(Stored records)
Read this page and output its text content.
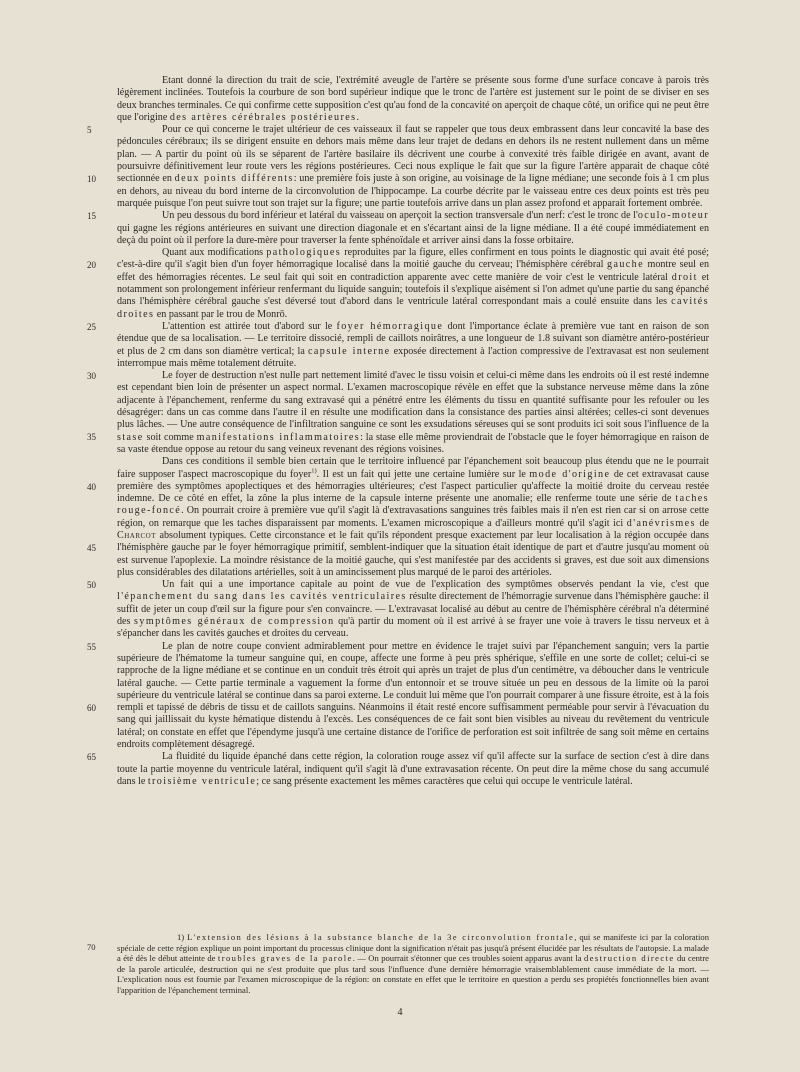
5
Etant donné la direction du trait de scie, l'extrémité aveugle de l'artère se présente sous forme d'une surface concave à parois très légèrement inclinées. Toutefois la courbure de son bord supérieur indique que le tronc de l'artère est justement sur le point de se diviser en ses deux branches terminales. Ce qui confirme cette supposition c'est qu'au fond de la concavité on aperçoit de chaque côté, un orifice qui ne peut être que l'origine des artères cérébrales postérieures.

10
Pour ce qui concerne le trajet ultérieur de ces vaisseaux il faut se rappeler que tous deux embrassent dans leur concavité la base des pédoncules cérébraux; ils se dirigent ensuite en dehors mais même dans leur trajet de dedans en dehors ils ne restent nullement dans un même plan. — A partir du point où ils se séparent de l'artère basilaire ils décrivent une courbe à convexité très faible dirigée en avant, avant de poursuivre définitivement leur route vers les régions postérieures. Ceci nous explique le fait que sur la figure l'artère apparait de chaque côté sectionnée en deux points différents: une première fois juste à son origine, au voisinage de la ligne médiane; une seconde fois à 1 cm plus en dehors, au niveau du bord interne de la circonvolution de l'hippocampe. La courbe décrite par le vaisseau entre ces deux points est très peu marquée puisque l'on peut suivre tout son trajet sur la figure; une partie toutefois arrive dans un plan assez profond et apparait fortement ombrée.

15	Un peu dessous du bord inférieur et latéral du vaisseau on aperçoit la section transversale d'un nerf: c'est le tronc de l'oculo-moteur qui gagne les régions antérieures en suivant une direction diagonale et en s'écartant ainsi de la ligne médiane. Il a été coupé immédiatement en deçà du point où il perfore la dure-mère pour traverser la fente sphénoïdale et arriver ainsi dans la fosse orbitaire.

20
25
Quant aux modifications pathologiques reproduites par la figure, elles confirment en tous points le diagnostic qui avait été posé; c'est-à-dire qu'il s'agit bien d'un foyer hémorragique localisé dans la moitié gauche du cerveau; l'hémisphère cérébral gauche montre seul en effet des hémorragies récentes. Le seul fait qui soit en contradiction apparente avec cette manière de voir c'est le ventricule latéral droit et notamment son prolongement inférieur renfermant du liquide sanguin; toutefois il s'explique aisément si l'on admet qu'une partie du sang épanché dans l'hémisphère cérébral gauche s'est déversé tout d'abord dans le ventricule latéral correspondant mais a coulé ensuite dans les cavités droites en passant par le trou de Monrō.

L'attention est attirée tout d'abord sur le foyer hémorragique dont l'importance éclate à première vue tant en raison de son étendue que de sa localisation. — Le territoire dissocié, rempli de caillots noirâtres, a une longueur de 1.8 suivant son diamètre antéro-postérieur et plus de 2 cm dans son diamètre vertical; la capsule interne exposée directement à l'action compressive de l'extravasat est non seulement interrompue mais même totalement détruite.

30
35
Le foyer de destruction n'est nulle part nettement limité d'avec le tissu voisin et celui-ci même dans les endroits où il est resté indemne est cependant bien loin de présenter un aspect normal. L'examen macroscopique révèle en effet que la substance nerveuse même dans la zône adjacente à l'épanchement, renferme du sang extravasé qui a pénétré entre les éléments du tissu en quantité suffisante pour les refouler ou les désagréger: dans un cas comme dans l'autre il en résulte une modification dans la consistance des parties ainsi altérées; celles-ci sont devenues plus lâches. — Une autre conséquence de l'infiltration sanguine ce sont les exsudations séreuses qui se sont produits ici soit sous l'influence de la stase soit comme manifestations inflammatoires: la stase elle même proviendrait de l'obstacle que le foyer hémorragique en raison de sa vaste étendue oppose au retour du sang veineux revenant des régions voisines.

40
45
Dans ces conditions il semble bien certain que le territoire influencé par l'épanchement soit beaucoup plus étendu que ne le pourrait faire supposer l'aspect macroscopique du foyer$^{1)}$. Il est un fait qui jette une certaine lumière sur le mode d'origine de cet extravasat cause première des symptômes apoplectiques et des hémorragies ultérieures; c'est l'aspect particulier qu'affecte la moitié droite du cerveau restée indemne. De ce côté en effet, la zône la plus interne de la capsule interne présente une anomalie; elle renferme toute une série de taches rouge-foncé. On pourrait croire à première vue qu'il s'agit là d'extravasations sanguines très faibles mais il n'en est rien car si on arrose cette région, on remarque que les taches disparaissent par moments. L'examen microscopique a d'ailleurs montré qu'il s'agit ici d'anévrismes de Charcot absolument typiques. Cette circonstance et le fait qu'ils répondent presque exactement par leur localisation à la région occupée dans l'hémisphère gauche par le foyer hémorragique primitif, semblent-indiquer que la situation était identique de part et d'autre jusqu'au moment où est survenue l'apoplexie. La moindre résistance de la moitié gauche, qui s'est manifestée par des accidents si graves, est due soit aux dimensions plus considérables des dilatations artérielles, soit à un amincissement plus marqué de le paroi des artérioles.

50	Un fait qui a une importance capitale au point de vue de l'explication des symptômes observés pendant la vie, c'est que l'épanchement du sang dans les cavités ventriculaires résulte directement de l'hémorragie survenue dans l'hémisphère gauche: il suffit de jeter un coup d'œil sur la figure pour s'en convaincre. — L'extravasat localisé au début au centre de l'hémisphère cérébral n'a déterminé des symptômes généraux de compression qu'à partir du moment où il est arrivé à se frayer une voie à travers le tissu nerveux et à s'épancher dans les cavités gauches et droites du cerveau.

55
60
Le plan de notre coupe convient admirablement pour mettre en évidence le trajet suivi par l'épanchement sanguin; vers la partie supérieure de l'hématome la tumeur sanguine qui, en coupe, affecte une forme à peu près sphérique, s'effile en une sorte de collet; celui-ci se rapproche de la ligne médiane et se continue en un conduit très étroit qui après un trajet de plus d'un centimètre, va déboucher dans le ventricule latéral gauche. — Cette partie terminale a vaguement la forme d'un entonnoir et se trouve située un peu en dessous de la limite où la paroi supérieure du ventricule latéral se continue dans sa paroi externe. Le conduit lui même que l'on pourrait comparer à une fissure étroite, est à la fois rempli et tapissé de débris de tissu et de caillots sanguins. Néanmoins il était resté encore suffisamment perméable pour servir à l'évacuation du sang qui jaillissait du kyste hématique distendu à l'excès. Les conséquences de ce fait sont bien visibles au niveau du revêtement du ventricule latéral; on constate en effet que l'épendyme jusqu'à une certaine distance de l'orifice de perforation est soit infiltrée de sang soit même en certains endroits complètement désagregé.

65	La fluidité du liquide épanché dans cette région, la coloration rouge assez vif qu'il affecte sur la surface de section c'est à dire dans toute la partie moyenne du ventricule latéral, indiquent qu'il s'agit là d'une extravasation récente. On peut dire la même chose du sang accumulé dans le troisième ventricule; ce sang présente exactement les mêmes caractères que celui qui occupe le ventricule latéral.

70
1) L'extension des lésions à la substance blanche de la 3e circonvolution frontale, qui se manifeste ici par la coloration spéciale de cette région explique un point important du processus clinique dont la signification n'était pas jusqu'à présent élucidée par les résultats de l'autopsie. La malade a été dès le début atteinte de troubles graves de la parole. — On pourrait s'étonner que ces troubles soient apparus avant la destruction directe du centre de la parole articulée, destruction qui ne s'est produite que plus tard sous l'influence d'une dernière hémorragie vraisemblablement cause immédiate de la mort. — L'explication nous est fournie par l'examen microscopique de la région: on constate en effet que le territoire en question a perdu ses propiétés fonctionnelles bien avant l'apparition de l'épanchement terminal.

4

* * *

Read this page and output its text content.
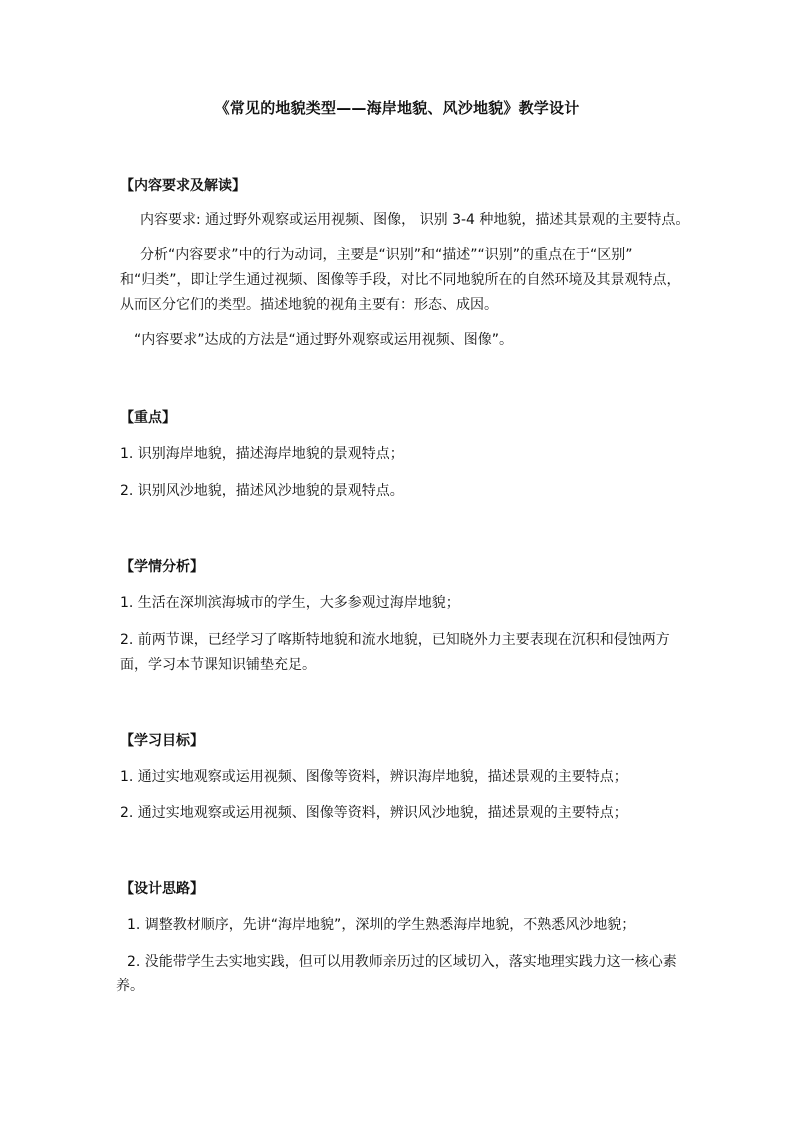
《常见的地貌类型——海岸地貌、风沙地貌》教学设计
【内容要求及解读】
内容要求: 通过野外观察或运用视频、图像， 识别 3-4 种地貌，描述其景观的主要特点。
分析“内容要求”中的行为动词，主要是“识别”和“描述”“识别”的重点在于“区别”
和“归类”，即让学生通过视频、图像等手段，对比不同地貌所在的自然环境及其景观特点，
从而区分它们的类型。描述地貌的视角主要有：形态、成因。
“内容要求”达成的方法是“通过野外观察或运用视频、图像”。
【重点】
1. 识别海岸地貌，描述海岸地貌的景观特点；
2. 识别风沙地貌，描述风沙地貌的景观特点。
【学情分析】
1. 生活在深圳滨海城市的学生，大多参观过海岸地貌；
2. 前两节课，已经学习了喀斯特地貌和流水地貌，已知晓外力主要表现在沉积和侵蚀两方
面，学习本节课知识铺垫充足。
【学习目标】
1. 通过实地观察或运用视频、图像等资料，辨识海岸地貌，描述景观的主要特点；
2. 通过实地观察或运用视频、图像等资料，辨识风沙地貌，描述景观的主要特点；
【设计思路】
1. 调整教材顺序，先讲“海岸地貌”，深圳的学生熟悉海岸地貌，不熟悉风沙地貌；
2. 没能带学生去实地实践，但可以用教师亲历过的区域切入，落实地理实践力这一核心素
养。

▶ Directions for this task
For this exercise, gather every line of the data that contains the word "通过实地观察或运用视频".

▶ Response
1. 通过实地观察或运用视频、图像等资料，辨识海岸地貌，描述景观的主要特点；
2. 通过实地观察或运用视频、图像等资料，辨识风沙地貌，描述景观的主要特点；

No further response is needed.